# Spatial Prediction

<hr>

**How to Model Covariance Matrices?**<br>
Often, we will be in a situation where we have made some observations of a certain location, but do not have the covariances with another location.

One can assume that the covariance between a pair of cities can be determined by its distance (spatial correlation). In this case,

$\displaystyle  \textsf{Cov}(X_1,X_2) = k(Z_1,Z_2)$

where $k(Z_1, Z_2)$ is some covariance function, for example, RBF kernel (squared exponential), which decays exponentially

$\displaystyle  \textsf{Cov}(X_1,X_2) = k(Z_1, Z_2) = \exp (- \frac{\| Z_1 - Z_2\| ^2}{2\ell ^2})$

where $\ell$ is a parameter to be estimated, called the **length-scale**. Covariance functions often go by the name **kernels** ($k$) as well, which are a broader class of functions.

• [GIVEN PROBLEM 1]:
Which terms are set in bold on the spatial prediction page? List them all.

• [EXTRACTED DATA]:

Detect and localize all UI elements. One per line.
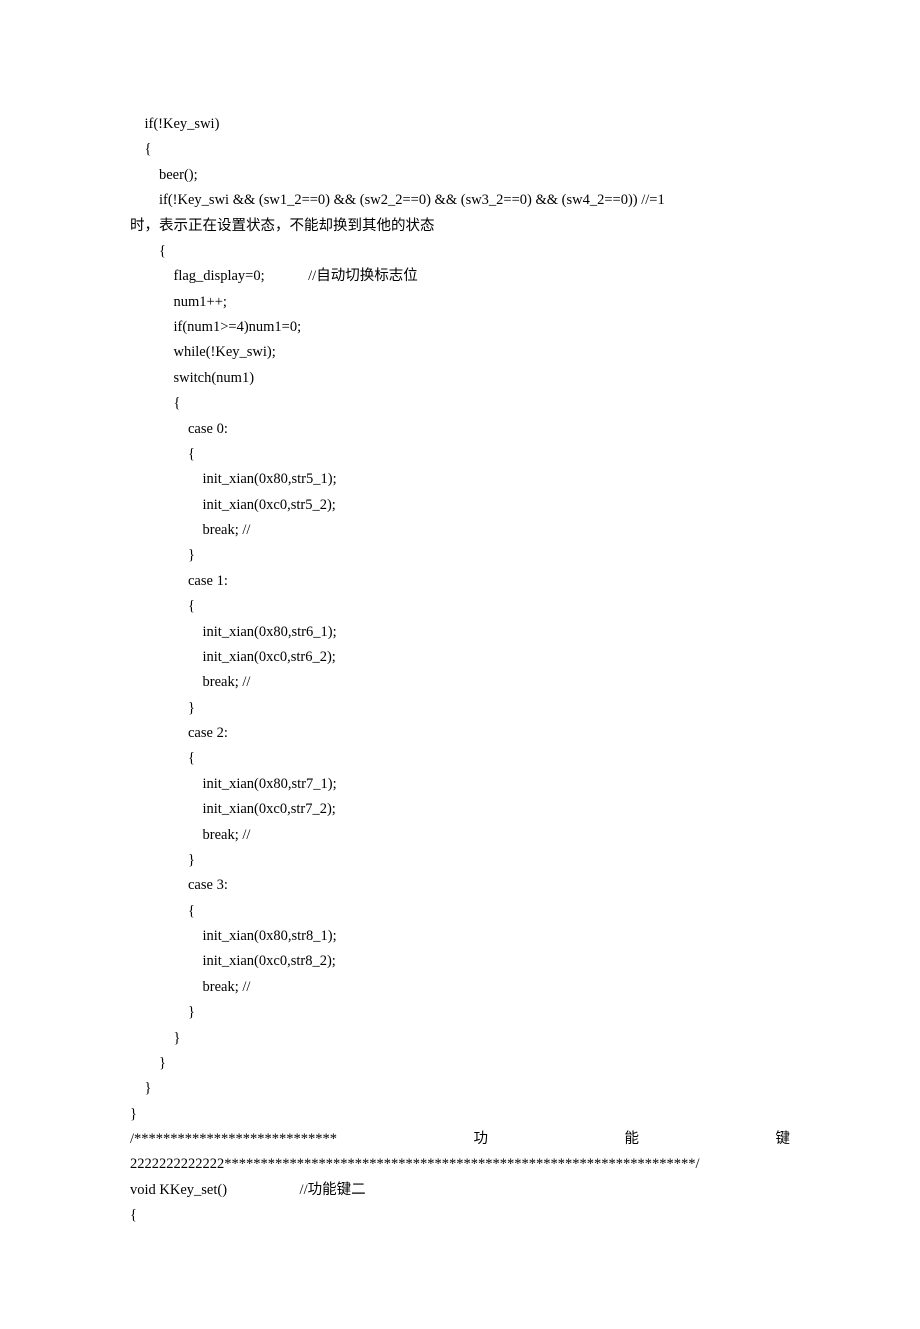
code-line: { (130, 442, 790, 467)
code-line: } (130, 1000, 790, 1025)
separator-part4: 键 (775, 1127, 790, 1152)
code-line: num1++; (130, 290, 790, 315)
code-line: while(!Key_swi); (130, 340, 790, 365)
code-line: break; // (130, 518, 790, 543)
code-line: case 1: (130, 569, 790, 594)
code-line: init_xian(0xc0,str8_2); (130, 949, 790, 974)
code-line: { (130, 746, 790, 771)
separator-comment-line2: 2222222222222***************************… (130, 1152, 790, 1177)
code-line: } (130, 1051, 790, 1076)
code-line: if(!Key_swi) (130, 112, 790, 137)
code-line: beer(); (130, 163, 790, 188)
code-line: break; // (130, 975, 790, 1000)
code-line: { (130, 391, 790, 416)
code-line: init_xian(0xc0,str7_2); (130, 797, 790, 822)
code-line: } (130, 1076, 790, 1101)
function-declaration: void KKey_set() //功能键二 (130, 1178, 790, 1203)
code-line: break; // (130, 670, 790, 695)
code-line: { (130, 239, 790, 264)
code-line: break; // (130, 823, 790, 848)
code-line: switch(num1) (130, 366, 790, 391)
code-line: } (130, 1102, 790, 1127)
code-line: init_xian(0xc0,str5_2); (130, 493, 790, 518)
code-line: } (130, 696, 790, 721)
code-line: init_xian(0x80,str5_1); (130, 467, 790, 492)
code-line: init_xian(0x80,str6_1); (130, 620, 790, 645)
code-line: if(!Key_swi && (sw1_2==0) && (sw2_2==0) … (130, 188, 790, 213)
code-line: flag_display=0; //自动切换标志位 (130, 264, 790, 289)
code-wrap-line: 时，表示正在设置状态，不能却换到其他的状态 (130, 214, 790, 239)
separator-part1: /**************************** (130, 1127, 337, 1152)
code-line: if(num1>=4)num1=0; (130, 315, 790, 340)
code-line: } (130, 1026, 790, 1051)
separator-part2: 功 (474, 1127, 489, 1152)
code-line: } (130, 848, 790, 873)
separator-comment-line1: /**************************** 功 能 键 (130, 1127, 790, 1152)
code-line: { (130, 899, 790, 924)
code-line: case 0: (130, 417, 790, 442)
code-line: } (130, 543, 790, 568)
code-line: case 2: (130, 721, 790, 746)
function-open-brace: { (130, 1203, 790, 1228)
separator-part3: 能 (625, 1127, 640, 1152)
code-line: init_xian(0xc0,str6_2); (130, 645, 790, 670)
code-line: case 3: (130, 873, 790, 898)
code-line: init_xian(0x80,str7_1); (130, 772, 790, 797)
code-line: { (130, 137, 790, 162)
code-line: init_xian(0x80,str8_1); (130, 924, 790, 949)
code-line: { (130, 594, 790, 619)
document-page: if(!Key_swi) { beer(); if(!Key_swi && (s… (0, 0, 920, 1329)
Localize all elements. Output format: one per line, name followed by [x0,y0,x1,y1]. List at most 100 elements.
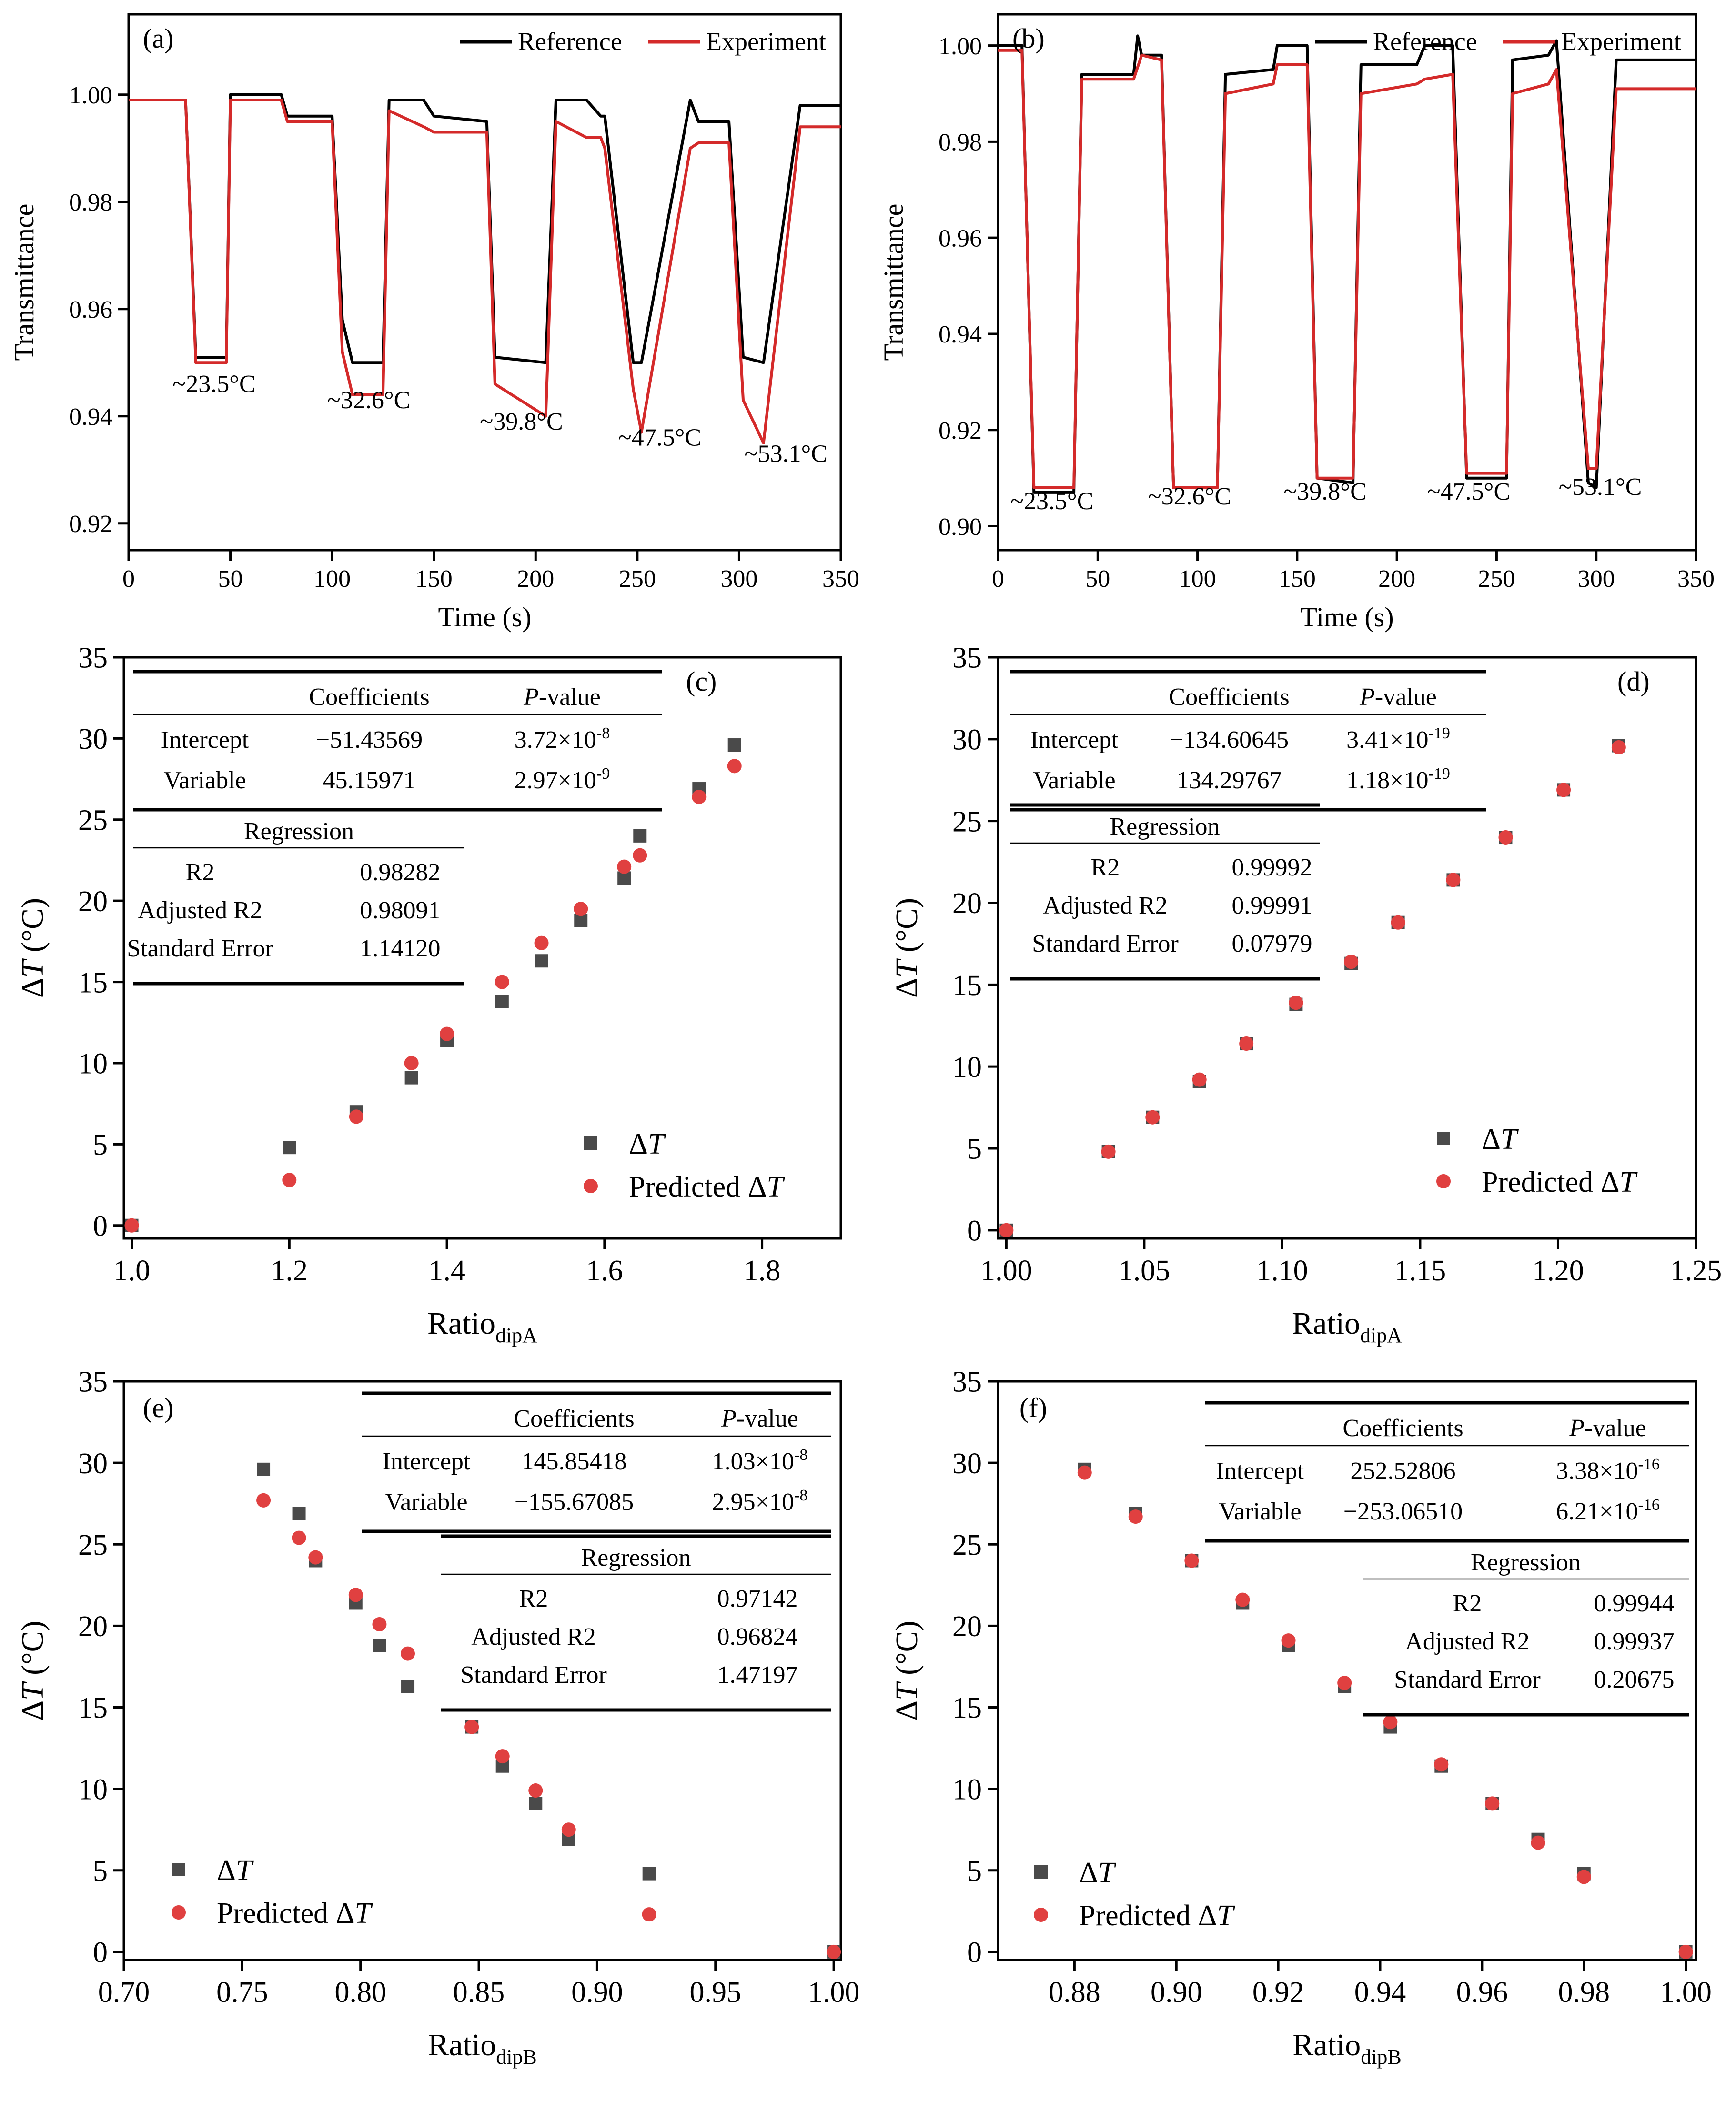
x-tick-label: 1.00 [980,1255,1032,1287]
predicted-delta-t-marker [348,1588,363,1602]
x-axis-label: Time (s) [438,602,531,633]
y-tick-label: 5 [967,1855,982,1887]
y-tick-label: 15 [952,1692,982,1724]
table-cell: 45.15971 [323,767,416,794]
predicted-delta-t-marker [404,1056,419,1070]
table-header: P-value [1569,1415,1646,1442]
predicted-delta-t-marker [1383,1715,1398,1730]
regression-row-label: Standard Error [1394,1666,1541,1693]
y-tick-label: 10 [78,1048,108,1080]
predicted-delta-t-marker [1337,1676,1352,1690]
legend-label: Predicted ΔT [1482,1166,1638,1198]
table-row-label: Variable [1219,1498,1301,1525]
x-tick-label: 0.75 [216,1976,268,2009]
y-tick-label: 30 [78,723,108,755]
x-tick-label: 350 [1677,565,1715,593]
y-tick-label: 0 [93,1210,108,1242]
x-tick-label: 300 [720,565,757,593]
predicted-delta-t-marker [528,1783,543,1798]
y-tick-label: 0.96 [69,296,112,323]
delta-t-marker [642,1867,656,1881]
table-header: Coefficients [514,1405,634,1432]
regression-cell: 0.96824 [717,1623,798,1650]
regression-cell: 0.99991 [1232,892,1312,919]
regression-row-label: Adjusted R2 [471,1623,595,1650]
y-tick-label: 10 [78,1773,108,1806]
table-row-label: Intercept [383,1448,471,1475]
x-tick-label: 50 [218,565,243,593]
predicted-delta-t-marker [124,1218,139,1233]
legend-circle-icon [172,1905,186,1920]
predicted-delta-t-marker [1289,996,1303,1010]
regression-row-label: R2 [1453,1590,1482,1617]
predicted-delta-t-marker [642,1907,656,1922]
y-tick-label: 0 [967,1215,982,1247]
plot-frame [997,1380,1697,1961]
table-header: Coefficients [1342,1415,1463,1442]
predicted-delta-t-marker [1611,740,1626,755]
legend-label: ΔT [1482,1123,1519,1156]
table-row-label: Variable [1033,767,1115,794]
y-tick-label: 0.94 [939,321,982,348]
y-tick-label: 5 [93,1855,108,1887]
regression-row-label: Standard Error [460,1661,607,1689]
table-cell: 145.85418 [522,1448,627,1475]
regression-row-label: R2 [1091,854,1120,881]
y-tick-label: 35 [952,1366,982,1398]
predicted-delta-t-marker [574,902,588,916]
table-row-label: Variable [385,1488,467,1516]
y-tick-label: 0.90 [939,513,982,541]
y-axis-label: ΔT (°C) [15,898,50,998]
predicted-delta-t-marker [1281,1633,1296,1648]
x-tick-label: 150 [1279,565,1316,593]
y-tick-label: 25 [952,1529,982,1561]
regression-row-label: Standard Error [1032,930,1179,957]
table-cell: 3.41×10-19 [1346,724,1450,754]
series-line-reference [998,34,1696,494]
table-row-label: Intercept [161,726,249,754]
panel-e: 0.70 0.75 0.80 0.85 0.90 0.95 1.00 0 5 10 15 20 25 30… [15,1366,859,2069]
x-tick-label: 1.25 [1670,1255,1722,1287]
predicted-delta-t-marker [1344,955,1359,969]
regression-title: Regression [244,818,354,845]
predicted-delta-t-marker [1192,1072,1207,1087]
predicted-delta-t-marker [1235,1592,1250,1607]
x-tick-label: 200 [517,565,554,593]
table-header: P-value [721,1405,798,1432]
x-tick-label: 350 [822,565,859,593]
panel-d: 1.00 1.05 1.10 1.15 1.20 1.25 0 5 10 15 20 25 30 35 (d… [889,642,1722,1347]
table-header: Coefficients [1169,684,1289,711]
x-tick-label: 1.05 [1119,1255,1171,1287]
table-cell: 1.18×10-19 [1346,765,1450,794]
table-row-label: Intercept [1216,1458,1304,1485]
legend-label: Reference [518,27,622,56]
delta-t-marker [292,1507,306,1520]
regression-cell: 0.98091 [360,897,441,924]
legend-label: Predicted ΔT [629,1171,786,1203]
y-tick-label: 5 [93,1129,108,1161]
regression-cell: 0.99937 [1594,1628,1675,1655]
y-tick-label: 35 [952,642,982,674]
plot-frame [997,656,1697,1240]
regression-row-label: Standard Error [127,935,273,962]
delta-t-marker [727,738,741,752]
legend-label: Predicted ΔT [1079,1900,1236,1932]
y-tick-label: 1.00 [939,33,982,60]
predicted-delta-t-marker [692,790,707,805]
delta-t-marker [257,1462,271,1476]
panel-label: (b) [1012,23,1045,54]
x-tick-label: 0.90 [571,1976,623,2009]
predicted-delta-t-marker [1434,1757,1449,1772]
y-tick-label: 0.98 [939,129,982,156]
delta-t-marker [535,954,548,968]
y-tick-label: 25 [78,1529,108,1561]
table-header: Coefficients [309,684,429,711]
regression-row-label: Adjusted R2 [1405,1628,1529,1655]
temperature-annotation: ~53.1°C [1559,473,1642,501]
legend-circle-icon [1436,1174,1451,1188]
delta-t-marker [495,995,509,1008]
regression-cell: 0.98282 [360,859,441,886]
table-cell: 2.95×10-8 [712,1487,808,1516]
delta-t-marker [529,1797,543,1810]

• [GIVEN PROBLEM 2]:
Transcribe the part of the records that opens with the line containing "442, 790, 467)" and closes with the line containing "239, 790, 264)", keeping both of those lines.

• [RIGHT ANSWER 1]:
How to Model Covariance Matrices?
length-scale
kernels

• [RIGHT ANSWER 2]:
code-line: { (130, 442, 790, 467)
code-line: } (130, 1000, 790, 1025)
separator-part4: 键 (775, 1127, 790, 1152)
code-line: num1++; (130, 290, 790, 315)
code-line: while(!Key_swi); (130, 340, 790, 365)
code-line: break; // (130, 518, 790, 543)
code-line: case 1: (130, 569, 790, 594)
code-line: init_xian(0xc0,str8_2); (130, 949, 790, 974)
code-line: { (130, 746, 790, 771)
separator-comment-line2: 2222222222222***************************… (130, 1152, 790, 1177)
code-line: } (130, 1051, 790, 1076)
code-line: if(!Key_swi) (130, 112, 790, 137)
code-line: beer(); (130, 163, 790, 188)
code-line: break; // (130, 975, 790, 1000)
code-line: { (130, 391, 790, 416)
code-line: init_xian(0xc0,str7_2); (130, 797, 790, 822)
code-line: } (130, 1076, 790, 1101)
function-declaration: void KKey_set() //功能键二 (130, 1178, 790, 1203)
code-line: break; // (130, 670, 790, 695)
code-line: { (130, 239, 790, 264)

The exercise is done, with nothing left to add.